== Given records ==
○ ○ ○ ○ ○
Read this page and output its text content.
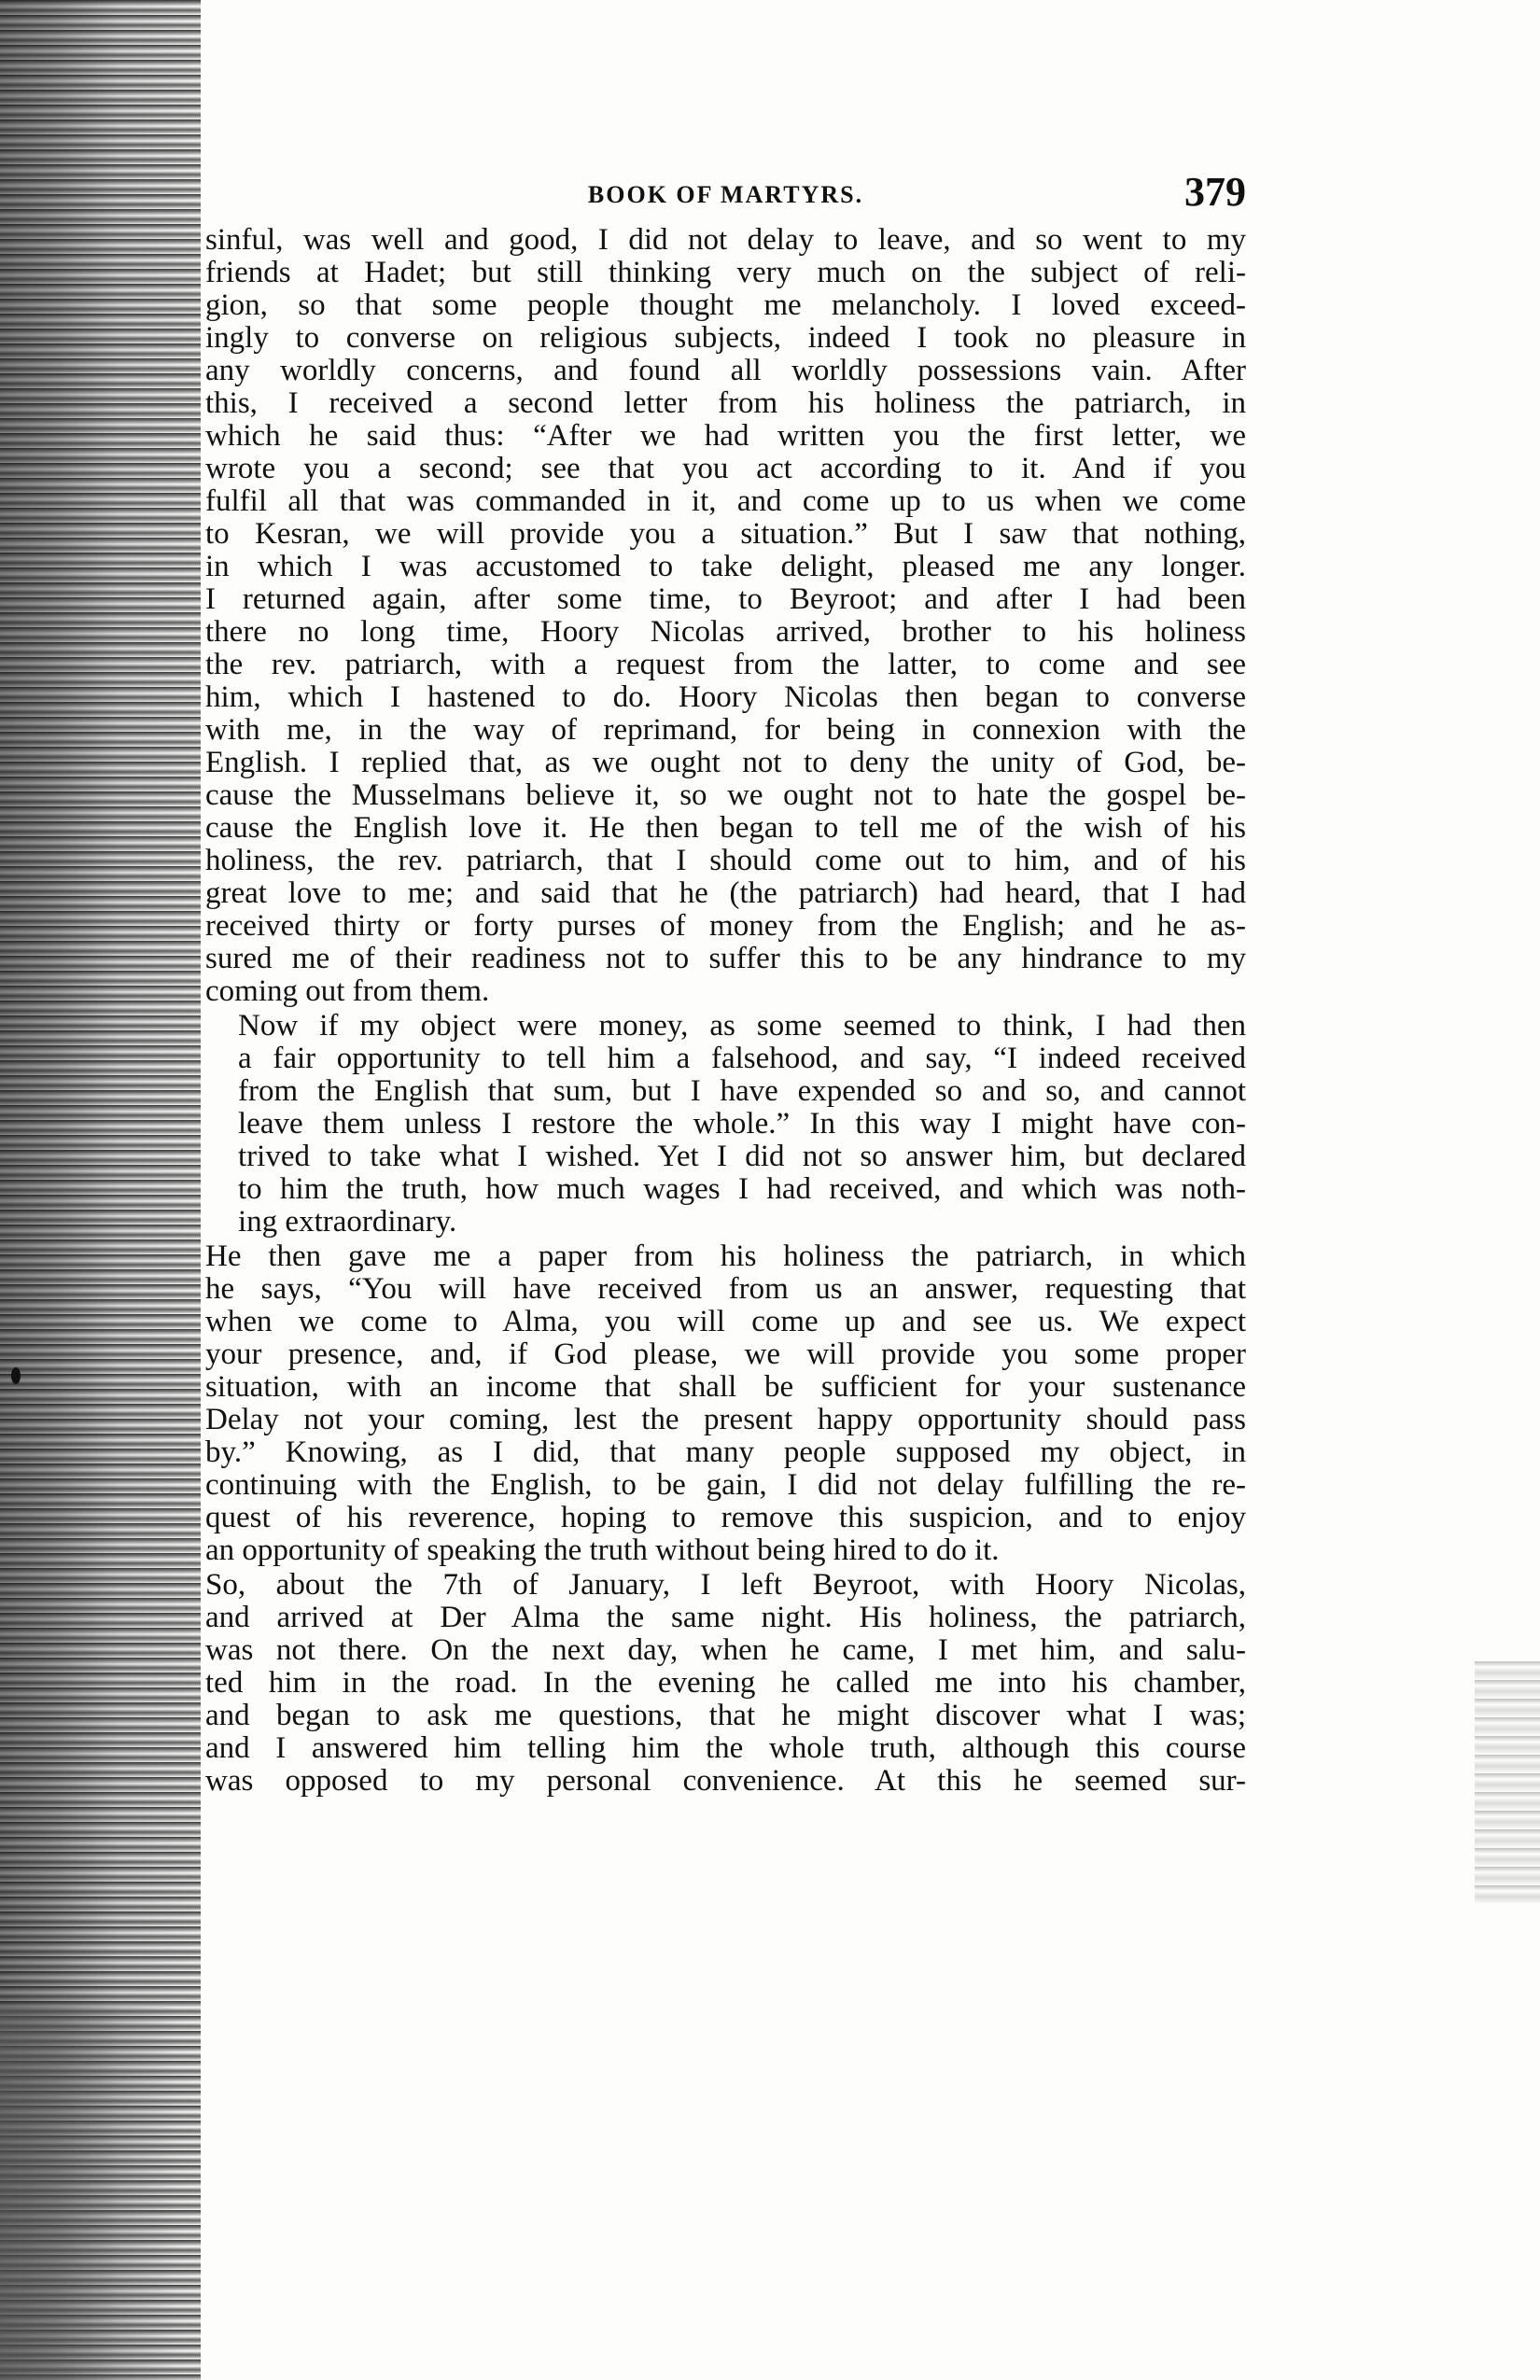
BOOK OF MARTYRS.	379
sinful, was well and good, I did not delay to leave, and so went to my
friends at Hadet; but still thinking very much on the subject of reli-
gion, so that some people thought me melancholy. I loved exceed-
ingly to converse on religious subjects, indeed I took no pleasure in
any worldly concerns, and found all worldly possessions vain. After
this, I received a second letter from his holiness the patriarch, in
which he said thus: “After we had written you the first letter, we
wrote you a second; see that you act according to it. And if you
fulfil all that was commanded in it, and come up to us when we come
to Kesran, we will provide you a situation.” But I saw that nothing,
in which I was accustomed to take delight, pleased me any longer.
I returned again, after some time, to Beyroot; and after I had been
there no long time, Hoory Nicolas arrived, brother to his holiness
the rev. patriarch, with a request from the latter, to come and see
him, which I hastened to do. Hoory Nicolas then began to converse
with me, in the way of reprimand, for being in connexion with the
English. I replied that, as we ought not to deny the unity of God, be-
cause the Musselmans believe it, so we ought not to hate the gospel be-
cause the English love it. He then began to tell me of the wish of his
holiness, the rev. patriarch, that I should come out to him, and of his
great love to me; and said that he (the patriarch) had heard, that I had
received thirty or forty purses of money from the English; and he as-
sured me of their readiness not to suffer this to be any hindrance to my
coming out from them.
Now if my object were money, as some seemed to think, I had then
a fair opportunity to tell him a falsehood, and say, “I indeed received
from the English that sum, but I have expended so and so, and cannot
leave them unless I restore the whole.” In this way I might have con-
trived to take what I wished. Yet I did not so answer him, but declared
to him the truth, how much wages I had received, and which was noth-
ing extraordinary.
He then gave me a paper from his holiness the patriarch, in which
he says, “You will have received from us an answer, requesting that
when we come to Alma, you will come up and see us. We expect
your presence, and, if God please, we will provide you some proper
situation, with an income that shall be sufficient for your sustenance
Delay not your coming, lest the present happy opportunity should pass
by.” Knowing, as I did, that many people supposed my object, in
continuing with the English, to be gain, I did not delay fulfilling the re-
quest of his reverence, hoping to remove this suspicion, and to enjoy
an opportunity of speaking the truth without being hired to do it.
So, about the 7th of January, I left Beyroot, with Hoory Nicolas,
and arrived at Der Alma the same night. His holiness, the patriarch,
was not there. On the next day, when he came, I met him, and salu-
ted him in the road. In the evening he called me into his chamber,
and began to ask me questions, that he might discover what I was;
and I answered him telling him the whole truth, although this course
was opposed to my personal convenience. At this he seemed sur-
○ ○ ○ ○ ○
== What needs to be done ==
Tell how many lines of the material above hold "received", answering with a bare number.

== Full response ==
5